## Task objective
Copy all records verbatim, images excluded.

┄┄┄┄┄┄┄┄┄┄┄┄┄┄┄┄┄┄┄┄

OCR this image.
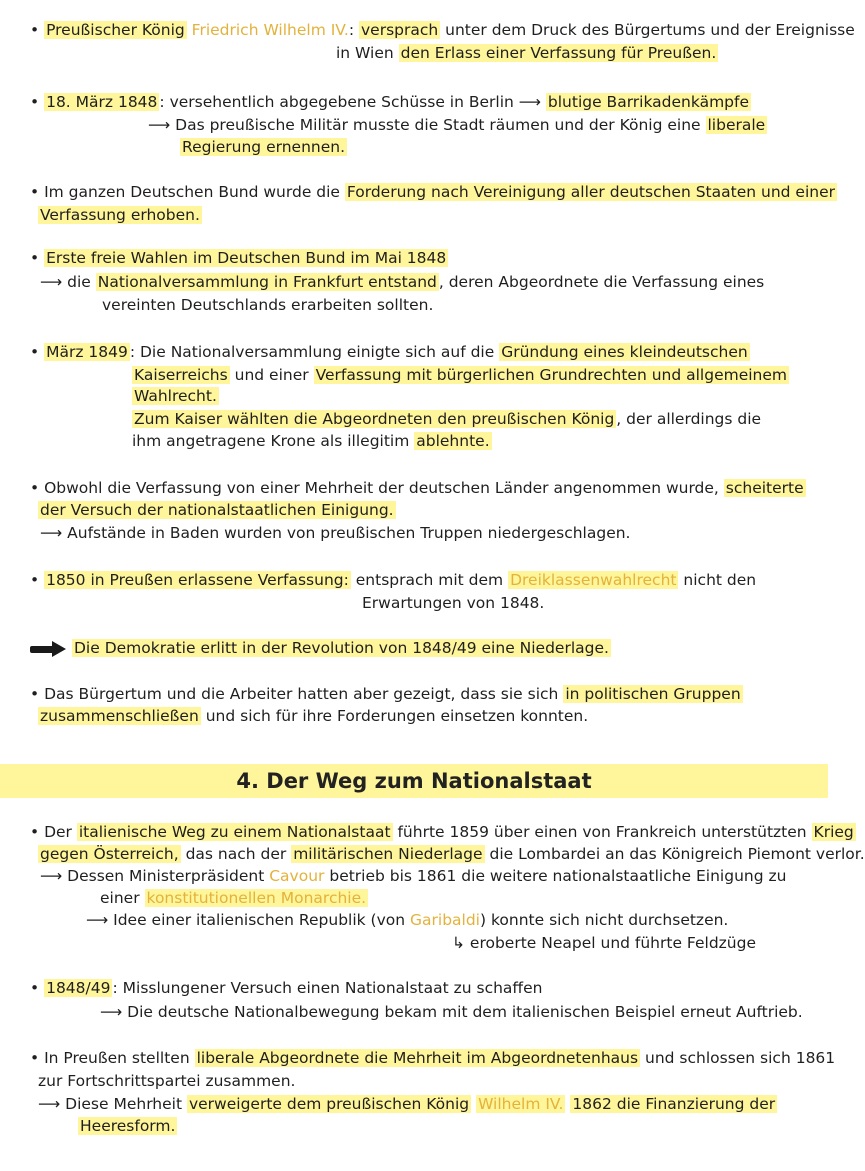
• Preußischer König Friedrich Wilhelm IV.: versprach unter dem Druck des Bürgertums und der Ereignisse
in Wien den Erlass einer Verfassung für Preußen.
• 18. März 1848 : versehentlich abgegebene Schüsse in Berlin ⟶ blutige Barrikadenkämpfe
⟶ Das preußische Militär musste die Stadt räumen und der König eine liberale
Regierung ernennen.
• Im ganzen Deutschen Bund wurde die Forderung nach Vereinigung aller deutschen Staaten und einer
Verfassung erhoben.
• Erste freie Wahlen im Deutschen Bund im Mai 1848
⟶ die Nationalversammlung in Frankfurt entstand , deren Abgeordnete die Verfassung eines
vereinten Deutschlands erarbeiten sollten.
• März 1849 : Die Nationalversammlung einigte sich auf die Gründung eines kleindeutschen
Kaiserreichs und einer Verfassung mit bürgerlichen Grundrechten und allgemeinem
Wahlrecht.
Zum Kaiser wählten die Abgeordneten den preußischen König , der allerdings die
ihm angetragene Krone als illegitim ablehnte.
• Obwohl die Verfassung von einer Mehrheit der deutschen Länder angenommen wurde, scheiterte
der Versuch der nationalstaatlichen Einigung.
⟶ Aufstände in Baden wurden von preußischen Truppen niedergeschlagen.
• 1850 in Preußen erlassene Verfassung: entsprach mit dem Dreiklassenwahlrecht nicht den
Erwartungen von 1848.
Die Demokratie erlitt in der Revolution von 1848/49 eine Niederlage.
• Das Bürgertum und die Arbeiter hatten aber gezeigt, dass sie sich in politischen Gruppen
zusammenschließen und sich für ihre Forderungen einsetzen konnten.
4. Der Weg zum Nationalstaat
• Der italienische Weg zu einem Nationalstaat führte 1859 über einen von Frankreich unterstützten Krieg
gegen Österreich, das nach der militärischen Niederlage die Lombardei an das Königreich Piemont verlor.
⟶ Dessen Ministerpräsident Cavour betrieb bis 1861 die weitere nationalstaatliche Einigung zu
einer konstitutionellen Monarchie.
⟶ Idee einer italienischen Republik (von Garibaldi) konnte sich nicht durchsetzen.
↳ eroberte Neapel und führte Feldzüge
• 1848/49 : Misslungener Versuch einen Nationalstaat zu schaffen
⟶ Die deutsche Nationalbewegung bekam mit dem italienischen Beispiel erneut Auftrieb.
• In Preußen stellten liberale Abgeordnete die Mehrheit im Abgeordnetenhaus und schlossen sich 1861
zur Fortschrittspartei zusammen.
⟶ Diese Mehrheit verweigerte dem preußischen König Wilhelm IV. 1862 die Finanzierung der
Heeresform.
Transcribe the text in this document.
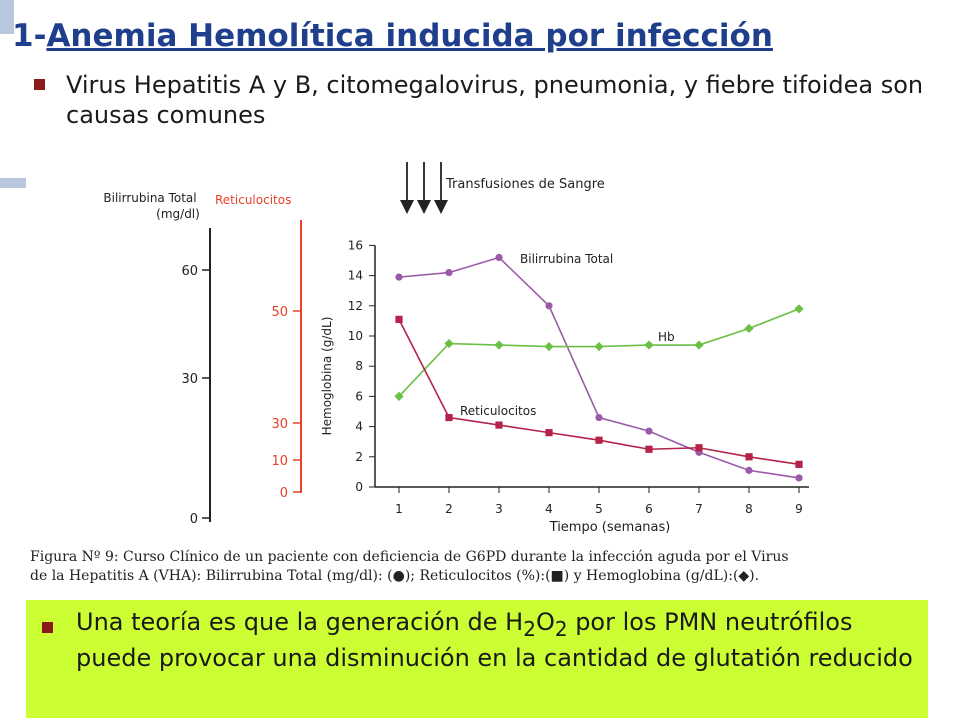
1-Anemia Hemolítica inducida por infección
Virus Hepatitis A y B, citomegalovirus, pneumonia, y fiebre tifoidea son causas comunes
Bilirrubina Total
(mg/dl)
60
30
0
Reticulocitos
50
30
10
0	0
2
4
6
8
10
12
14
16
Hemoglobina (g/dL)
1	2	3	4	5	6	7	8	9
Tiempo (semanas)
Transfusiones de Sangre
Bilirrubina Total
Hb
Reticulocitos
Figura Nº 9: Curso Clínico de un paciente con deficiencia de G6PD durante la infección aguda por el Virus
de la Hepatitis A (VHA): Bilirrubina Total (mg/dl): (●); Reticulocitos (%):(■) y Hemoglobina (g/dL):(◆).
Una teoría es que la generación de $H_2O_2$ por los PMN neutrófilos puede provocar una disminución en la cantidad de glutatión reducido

┄┄┄┄┄┄┄┄┄┄┄┄┄┄┄┄┄┄┄┄

## Solution to the exercise
OCR this image.
• Preußischer König Friedrich Wilhelm IV.: versprach unter dem Druck des Bürgertums und der Ereignisse
in Wien den Erlass einer Verfassung für Preußen.
• 18. März 1848 : versehentlich abgegebene Schüsse in Berlin ⟶ blutige Barrikadenkämpfe
⟶ Das preußische Militär musste die Stadt räumen und der König eine liberale
Regierung ernennen.
• Im ganzen Deutschen Bund wurde die Forderung nach Vereinigung aller deutschen Staaten und einer
Verfassung erhoben.
• Erste freie Wahlen im Deutschen Bund im Mai 1848
⟶ die Nationalversammlung in Frankfurt entstand , deren Abgeordnete die Verfassung eines
vereinten Deutschlands erarbeiten sollten.
• März 1849 : Die Nationalversammlung einigte sich auf die Gründung eines kleindeutschen
Kaiserreichs und einer Verfassung mit bürgerlichen Grundrechten und allgemeinem
Wahlrecht.
Zum Kaiser wählten die Abgeordneten den preußischen König , der allerdings die
ihm angetragene Krone als illegitim ablehnte.
• Obwohl die Verfassung von einer Mehrheit der deutschen Länder angenommen wurde, scheiterte
der Versuch der nationalstaatlichen Einigung.
⟶ Aufstände in Baden wurden von preußischen Truppen niedergeschlagen.
• 1850 in Preußen erlassene Verfassung: entsprach mit dem Dreiklassenwahlrecht nicht den
Erwartungen von 1848.
Die Demokratie erlitt in der Revolution von 1848/49 eine Niederlage.
• Das Bürgertum und die Arbeiter hatten aber gezeigt, dass sie sich in politischen Gruppen
zusammenschließen und sich für ihre Forderungen einsetzen konnten.
4. Der Weg zum Nationalstaat
• Der italienische Weg zu einem Nationalstaat führte 1859 über einen von Frankreich unterstützten Krieg
gegen Österreich, das nach der militärischen Niederlage die Lombardei an das Königreich Piemont verlor.
⟶ Dessen Ministerpräsident Cavour betrieb bis 1861 die weitere nationalstaatliche Einigung zu
einer konstitutionellen Monarchie.
⟶ Idee einer italienischen Republik (von Garibaldi) konnte sich nicht durchsetzen.
↳ eroberte Neapel und führte Feldzüge
• 1848/49 : Misslungener Versuch einen Nationalstaat zu schaffen
⟶ Die deutsche Nationalbewegung bekam mit dem italienischen Beispiel erneut Auftrieb.
• In Preußen stellten liberale Abgeordnete die Mehrheit im Abgeordnetenhaus und schlossen sich 1861
zur Fortschrittspartei zusammen.
⟶ Diese Mehrheit verweigerte dem preußischen König Wilhelm IV. 1862 die Finanzierung der
Heeresform.
Transcribe the text in this document.
1-Anemia Hemolítica inducida por infección
Virus Hepatitis A y B, citomegalovirus, pneumonia, y fiebre tifoidea son causas comunes
Bilirrubina Total
(mg/dl)
60
30
0
Reticulocitos
50
30
10
0	0
2
4
6
8
10
12
14
16
Hemoglobina (g/dL)
1	2	3	4	5	6	7	8	9
Tiempo (semanas)
Transfusiones de Sangre
Bilirrubina Total
Hb
Reticulocitos
Figura Nº 9: Curso Clínico de un paciente con deficiencia de G6PD durante la infección aguda por el Virus
de la Hepatitis A (VHA): Bilirrubina Total (mg/dl): (●); Reticulocitos (%):(■) y Hemoglobina (g/dL):(◆).
Una teoría es que la generación de $H_2O_2$ por los PMN neutrófilos puede provocar una disminución en la cantidad de glutatión reducido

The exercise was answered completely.